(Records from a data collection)
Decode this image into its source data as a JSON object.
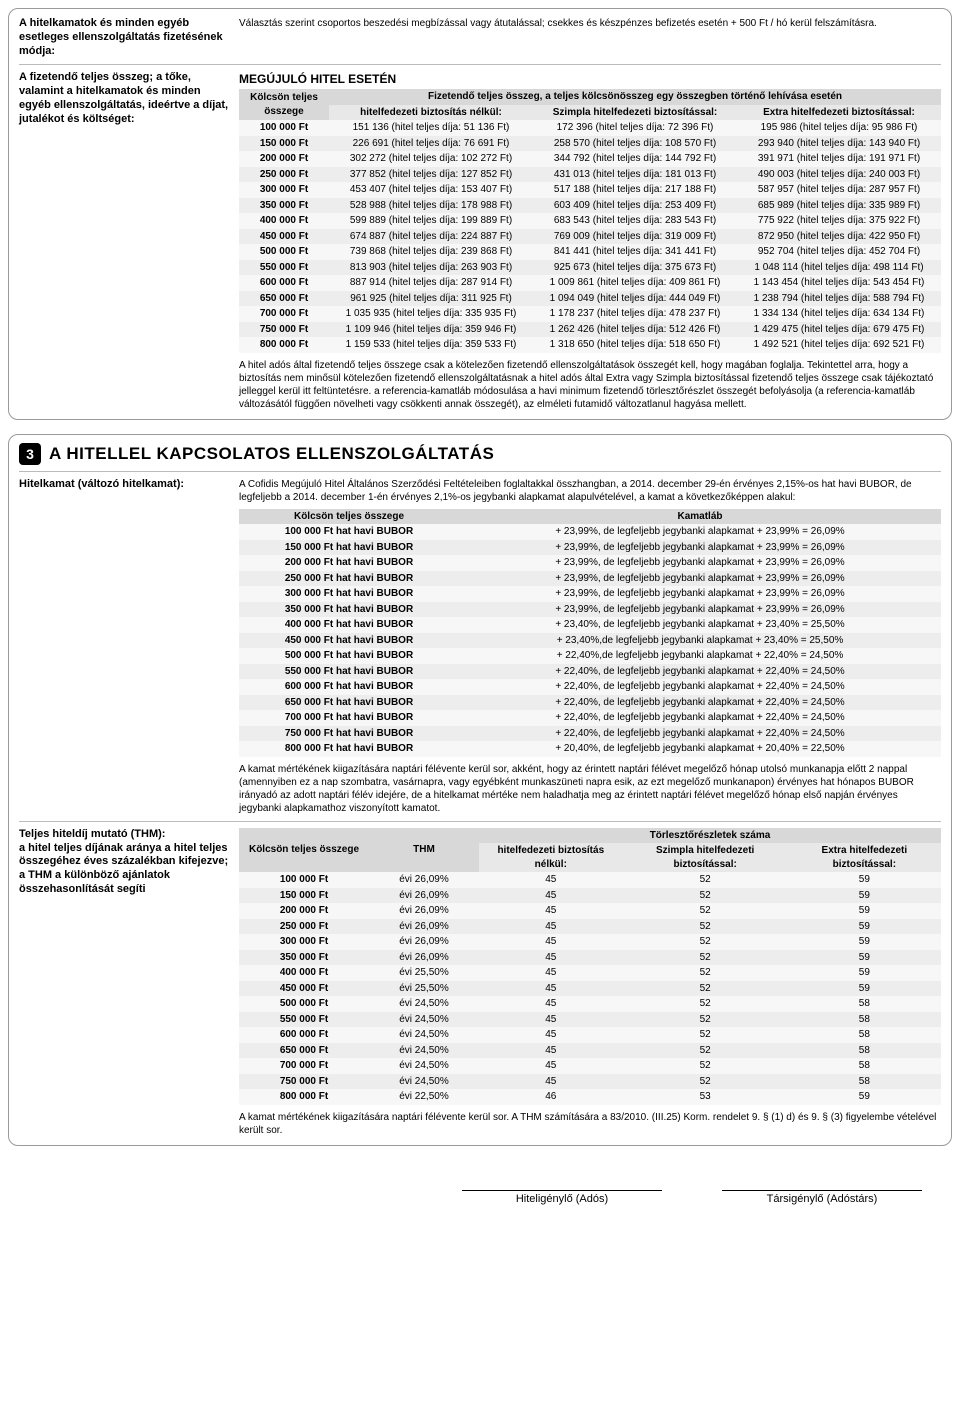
{
  "panel1": {
    "row1_label": "A hitelkamatok és minden egyéb esetleges ellenszolgáltatás fizetésének módja:",
    "row1_text": "Választás szerint csoportos beszedési megbízással vagy átutalással; csekkes és készpénzes befizetés esetén + 500 Ft / hó kerül felszámításra.",
    "row2_label": "A fizetendő teljes összeg; a tőke, valamint a hitelkamatok és minden egyéb ellenszolgáltatás, ideértve a díjat, jutalékot és költséget:",
    "row2_heading": "MEGÚJULÓ HITEL ESETÉN",
    "t1_h1": "Kölcsön teljes összege",
    "t1_h2": "Fizetendő teljes összeg, a teljes kölcsönösszeg egy összegben történő lehívása esetén",
    "t1_sub1": "hitelfedezeti biztosítás nélkül:",
    "t1_sub2": "Szimpla hitelfedezeti biztosítással:",
    "t1_sub3": "Extra hitelfedezeti biztosítással:",
    "t1_rows": [
      [
        "100 000 Ft",
        "151 136 (hitel teljes díja: 51 136 Ft)",
        "172 396 (hitel teljes díja: 72 396 Ft)",
        "195 986 (hitel teljes díja: 95 986 Ft)"
      ],
      [
        "150 000 Ft",
        "226 691 (hitel teljes díja: 76 691 Ft)",
        "258 570 (hitel teljes díja: 108 570 Ft)",
        "293 940 (hitel teljes díja: 143 940 Ft)"
      ],
      [
        "200 000 Ft",
        "302 272 (hitel teljes díja: 102 272 Ft)",
        "344 792 (hitel teljes díja: 144 792 Ft)",
        "391 971 (hitel teljes díja: 191 971 Ft)"
      ],
      [
        "250 000 Ft",
        "377 852 (hitel teljes díja: 127 852 Ft)",
        "431 013 (hitel teljes díja: 181 013 Ft)",
        "490 003 (hitel teljes díja: 240 003 Ft)"
      ],
      [
        "300 000 Ft",
        "453 407 (hitel teljes díja: 153 407 Ft)",
        "517 188 (hitel teljes díja: 217 188 Ft)",
        "587 957 (hitel teljes díja: 287 957 Ft)"
      ],
      [
        "350 000 Ft",
        "528 988 (hitel teljes díja: 178 988 Ft)",
        "603 409 (hitel teljes díja: 253 409 Ft)",
        "685 989 (hitel teljes díja: 335 989 Ft)"
      ],
      [
        "400 000 Ft",
        "599 889 (hitel teljes díja: 199 889 Ft)",
        "683 543 (hitel teljes díja: 283 543 Ft)",
        "775 922 (hitel teljes díja: 375 922 Ft)"
      ],
      [
        "450 000 Ft",
        "674 887 (hitel teljes díja: 224 887 Ft)",
        "769 009 (hitel teljes díja: 319 009 Ft)",
        "872 950 (hitel teljes díja: 422 950 Ft)"
      ],
      [
        "500 000 Ft",
        "739 868 (hitel teljes díja: 239 868 Ft)",
        "841 441 (hitel teljes díja: 341 441 Ft)",
        "952 704 (hitel teljes díja: 452 704 Ft)"
      ],
      [
        "550 000 Ft",
        "813 903 (hitel teljes díja: 263 903 Ft)",
        "925 673 (hitel teljes díja: 375 673 Ft)",
        "1 048 114 (hitel teljes díja: 498 114 Ft)"
      ],
      [
        "600 000 Ft",
        "887 914 (hitel teljes díja: 287 914 Ft)",
        "1 009 861 (hitel teljes díja: 409 861 Ft)",
        "1 143 454 (hitel teljes díja: 543 454 Ft)"
      ],
      [
        "650 000 Ft",
        "961 925 (hitel teljes díja: 311 925 Ft)",
        "1 094 049 (hitel teljes díja: 444 049 Ft)",
        "1 238 794 (hitel teljes díja: 588 794 Ft)"
      ],
      [
        "700 000 Ft",
        "1 035 935 (hitel teljes díja: 335 935 Ft)",
        "1 178 237 (hitel teljes díja: 478 237 Ft)",
        "1 334 134 (hitel teljes díja: 634 134 Ft)"
      ],
      [
        "750 000 Ft",
        "1 109 946 (hitel teljes díja: 359 946 Ft)",
        "1 262 426 (hitel teljes díja: 512 426 Ft)",
        "1 429 475 (hitel teljes díja: 679 475 Ft)"
      ],
      [
        "800 000 Ft",
        "1 159 533 (hitel teljes díja: 359 533 Ft)",
        "1 318 650 (hitel teljes díja: 518 650 Ft)",
        "1 492 521 (hitel teljes díja: 692 521 Ft)"
      ]
    ],
    "t1_note": "A hitel adós által fizetendő teljes összege csak a kötelezően fizetendő ellenszolgáltatások összegét kell, hogy magában foglalja. Tekintettel arra, hogy a biztosítás nem minősül kötelezően fizetendő ellenszolgáltatásnak a hitel adós által Extra vagy Szimpla biztosítással fizetendő teljes összege csak tájékoztató jelleggel kerül itt feltüntetésre. a referencia-kamatláb módosulása a havi minimum fizetendő törlesztőrészlet összegét befolyásolja (a referencia-kamatláb változásától függően növelheti vagy csökkenti annak összegét), az elméleti futamidő változatlanul hagyása mellett."
  },
  "panel2": {
    "badge": "3",
    "title": "A HITELLEL KAPCSOLATOS ELLENSZOLGÁLTATÁS",
    "r1_label": "Hitelkamat (változó hitelkamat):",
    "r1_intro": "A Cofidis Megújuló Hitel Általános Szerződési Feltételeiben foglaltakkal összhangban, a 2014. december 29-én érvényes 2,15%-os hat havi BUBOR, de legfeljebb a 2014. december 1-én érvényes 2,1%-os jegybanki alapkamat alapulvételével, a kamat a következőképpen alakul:",
    "t2_h1": "Kölcsön teljes összege",
    "t2_h2": "Kamatláb",
    "t2_rows": [
      [
        "100 000 Ft hat havi BUBOR",
        "+ 23,99%, de legfeljebb jegybanki alapkamat + 23,99% = 26,09%"
      ],
      [
        "150 000 Ft hat havi BUBOR",
        "+ 23,99%, de legfeljebb jegybanki alapkamat + 23,99% = 26,09%"
      ],
      [
        "200 000 Ft hat havi BUBOR",
        "+ 23,99%, de legfeljebb jegybanki alapkamat + 23,99% = 26,09%"
      ],
      [
        "250 000 Ft hat havi BUBOR",
        "+ 23,99%, de legfeljebb jegybanki alapkamat + 23,99% = 26,09%"
      ],
      [
        "300 000 Ft hat havi BUBOR",
        "+ 23,99%, de legfeljebb jegybanki alapkamat + 23,99% = 26,09%"
      ],
      [
        "350 000 Ft hat havi BUBOR",
        "+ 23,99%, de legfeljebb jegybanki alapkamat + 23,99% = 26,09%"
      ],
      [
        "400 000 Ft hat havi BUBOR",
        "+ 23,40%, de legfeljebb jegybanki alapkamat + 23,40% = 25,50%"
      ],
      [
        "450 000 Ft hat havi BUBOR",
        "+ 23,40%,de legfeljebb jegybanki alapkamat + 23,40% = 25,50%"
      ],
      [
        "500 000 Ft hat havi BUBOR",
        "+ 22,40%,de legfeljebb jegybanki alapkamat + 22,40% = 24,50%"
      ],
      [
        "550 000 Ft hat havi BUBOR",
        "+ 22,40%, de legfeljebb jegybanki alapkamat + 22,40% = 24,50%"
      ],
      [
        "600 000 Ft hat havi BUBOR",
        "+ 22,40%, de legfeljebb jegybanki alapkamat + 22,40% = 24,50%"
      ],
      [
        "650 000 Ft hat havi BUBOR",
        "+ 22,40%, de legfeljebb jegybanki alapkamat + 22,40% = 24,50%"
      ],
      [
        "700 000 Ft hat havi BUBOR",
        "+ 22,40%, de legfeljebb jegybanki alapkamat + 22,40% = 24,50%"
      ],
      [
        "750 000 Ft hat havi BUBOR",
        "+ 22,40%, de legfeljebb jegybanki alapkamat + 22,40% = 24,50%"
      ],
      [
        "800 000 Ft hat havi BUBOR",
        "+ 20,40%, de legfeljebb jegybanki alapkamat + 20,40% = 22,50%"
      ]
    ],
    "t2_note": "A kamat mértékének kiigazítására naptári félévente kerül sor, akként, hogy az érintett naptári félévet megelőző hónap utolsó munkanapja előtt 2 nappal (amennyiben ez a nap szombatra, vasárnapra, vagy egyébként munkaszüneti napra esik, az ezt megelőző munkanapon) érvényes hat hónapos BUBOR irányadó az adott naptári félév idejére, de a hitelkamat mértéke nem haladhatja meg az érintett naptári félévet megelőző hónap első napján érvényes jegybanki alapkamathoz viszonyított kamatot.",
    "r2_label": "Teljes hiteldíj mutató (THM):\na hitel teljes díjának aránya a hitel teljes összegéhez éves százalékban kifejezve; a THM a különböző ajánlatok összehasonlítását segíti",
    "t3_h1": "Kölcsön teljes összege",
    "t3_h2": "THM",
    "t3_h3": "Törlesztőrészletek száma",
    "t3_sub1": "hitelfedezeti biztosítás nélkül:",
    "t3_sub2": "Szimpla hitelfedezeti biztosítással:",
    "t3_sub3": "Extra hitelfedezeti biztosítással:",
    "t3_rows": [
      [
        "100 000 Ft",
        "évi 26,09%",
        "45",
        "52",
        "59"
      ],
      [
        "150 000 Ft",
        "évi 26,09%",
        "45",
        "52",
        "59"
      ],
      [
        "200 000 Ft",
        "évi 26,09%",
        "45",
        "52",
        "59"
      ],
      [
        "250 000 Ft",
        "évi 26,09%",
        "45",
        "52",
        "59"
      ],
      [
        "300 000 Ft",
        "évi 26,09%",
        "45",
        "52",
        "59"
      ],
      [
        "350 000 Ft",
        "évi 26,09%",
        "45",
        "52",
        "59"
      ],
      [
        "400 000 Ft",
        "évi 25,50%",
        "45",
        "52",
        "59"
      ],
      [
        "450 000 Ft",
        "évi 25,50%",
        "45",
        "52",
        "59"
      ],
      [
        "500 000 Ft",
        "évi 24,50%",
        "45",
        "52",
        "58"
      ],
      [
        "550 000 Ft",
        "évi 24,50%",
        "45",
        "52",
        "58"
      ],
      [
        "600 000 Ft",
        "évi 24,50%",
        "45",
        "52",
        "58"
      ],
      [
        "650 000 Ft",
        "évi 24,50%",
        "45",
        "52",
        "58"
      ],
      [
        "700 000 Ft",
        "évi 24,50%",
        "45",
        "52",
        "58"
      ],
      [
        "750 000 Ft",
        "évi 24,50%",
        "45",
        "52",
        "58"
      ],
      [
        "800 000 Ft",
        "évi 22,50%",
        "46",
        "53",
        "59"
      ]
    ],
    "t3_note": "A kamat mértékének kiigazítására naptári félévente kerül sor. A THM számítására a 83/2010. (III.25) Korm. rendelet 9. § (1) d) és 9. § (3) figyelembe vételével került sor."
  },
  "sig1": "Hiteligénylő (Adós)",
  "sig2": "Társigénylő (Adóstárs)"
}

Goal of the exercise
Each line above that includes "Szimpla" counts once; state the total and nothing more.

Result of this task
3